> SET TASK
Say how many lines contain "Engines", using only the number.

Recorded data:
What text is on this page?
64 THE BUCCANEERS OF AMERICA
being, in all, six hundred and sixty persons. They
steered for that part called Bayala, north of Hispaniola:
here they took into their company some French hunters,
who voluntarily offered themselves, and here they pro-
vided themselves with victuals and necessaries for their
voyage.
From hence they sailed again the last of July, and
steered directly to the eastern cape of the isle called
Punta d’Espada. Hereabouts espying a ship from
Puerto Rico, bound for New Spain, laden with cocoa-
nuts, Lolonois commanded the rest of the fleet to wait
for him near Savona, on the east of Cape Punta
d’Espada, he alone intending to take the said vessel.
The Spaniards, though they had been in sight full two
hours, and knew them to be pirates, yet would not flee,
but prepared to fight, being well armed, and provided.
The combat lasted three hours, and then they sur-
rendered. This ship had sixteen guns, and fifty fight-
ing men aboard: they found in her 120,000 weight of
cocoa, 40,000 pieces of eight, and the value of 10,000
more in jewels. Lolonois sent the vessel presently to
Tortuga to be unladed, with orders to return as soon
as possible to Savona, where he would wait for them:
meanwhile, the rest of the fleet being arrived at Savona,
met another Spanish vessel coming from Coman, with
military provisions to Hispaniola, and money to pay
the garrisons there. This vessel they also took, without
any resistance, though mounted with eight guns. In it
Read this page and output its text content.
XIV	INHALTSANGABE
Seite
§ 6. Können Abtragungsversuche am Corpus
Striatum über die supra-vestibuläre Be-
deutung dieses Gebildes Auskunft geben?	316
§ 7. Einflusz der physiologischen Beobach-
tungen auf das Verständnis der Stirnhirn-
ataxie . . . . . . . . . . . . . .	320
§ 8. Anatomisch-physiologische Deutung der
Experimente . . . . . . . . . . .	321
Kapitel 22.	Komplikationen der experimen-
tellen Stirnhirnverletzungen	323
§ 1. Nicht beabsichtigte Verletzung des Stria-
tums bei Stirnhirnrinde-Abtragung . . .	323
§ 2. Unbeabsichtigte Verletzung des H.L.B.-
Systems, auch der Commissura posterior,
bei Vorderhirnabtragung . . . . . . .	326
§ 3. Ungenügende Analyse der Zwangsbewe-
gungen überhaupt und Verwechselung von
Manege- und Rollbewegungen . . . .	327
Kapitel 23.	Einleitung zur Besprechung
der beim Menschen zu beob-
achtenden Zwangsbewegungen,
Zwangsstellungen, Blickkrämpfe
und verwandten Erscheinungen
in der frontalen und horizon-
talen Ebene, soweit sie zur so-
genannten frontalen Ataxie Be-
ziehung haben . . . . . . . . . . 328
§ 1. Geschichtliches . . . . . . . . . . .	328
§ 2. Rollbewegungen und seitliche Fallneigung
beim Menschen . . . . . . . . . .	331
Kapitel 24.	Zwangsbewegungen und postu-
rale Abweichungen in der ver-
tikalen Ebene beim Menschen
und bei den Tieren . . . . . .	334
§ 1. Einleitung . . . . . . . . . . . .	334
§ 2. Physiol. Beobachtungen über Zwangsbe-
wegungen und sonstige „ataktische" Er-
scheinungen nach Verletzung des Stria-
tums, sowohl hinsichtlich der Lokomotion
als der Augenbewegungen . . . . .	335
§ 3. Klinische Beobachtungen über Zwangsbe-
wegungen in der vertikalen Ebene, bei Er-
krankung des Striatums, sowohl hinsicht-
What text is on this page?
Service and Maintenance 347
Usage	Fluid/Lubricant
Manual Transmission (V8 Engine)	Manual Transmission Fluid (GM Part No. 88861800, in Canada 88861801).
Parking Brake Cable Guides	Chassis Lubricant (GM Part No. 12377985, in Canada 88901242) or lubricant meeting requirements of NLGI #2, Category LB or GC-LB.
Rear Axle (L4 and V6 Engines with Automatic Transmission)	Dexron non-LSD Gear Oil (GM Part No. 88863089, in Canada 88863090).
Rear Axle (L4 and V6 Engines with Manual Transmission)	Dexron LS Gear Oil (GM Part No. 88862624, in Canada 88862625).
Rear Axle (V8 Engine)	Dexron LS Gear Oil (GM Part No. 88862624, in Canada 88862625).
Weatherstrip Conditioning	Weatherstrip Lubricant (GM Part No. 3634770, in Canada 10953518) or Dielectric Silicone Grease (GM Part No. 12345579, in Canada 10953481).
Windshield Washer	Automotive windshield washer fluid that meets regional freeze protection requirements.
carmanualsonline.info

> ANSWER TO THE PROBLEM
2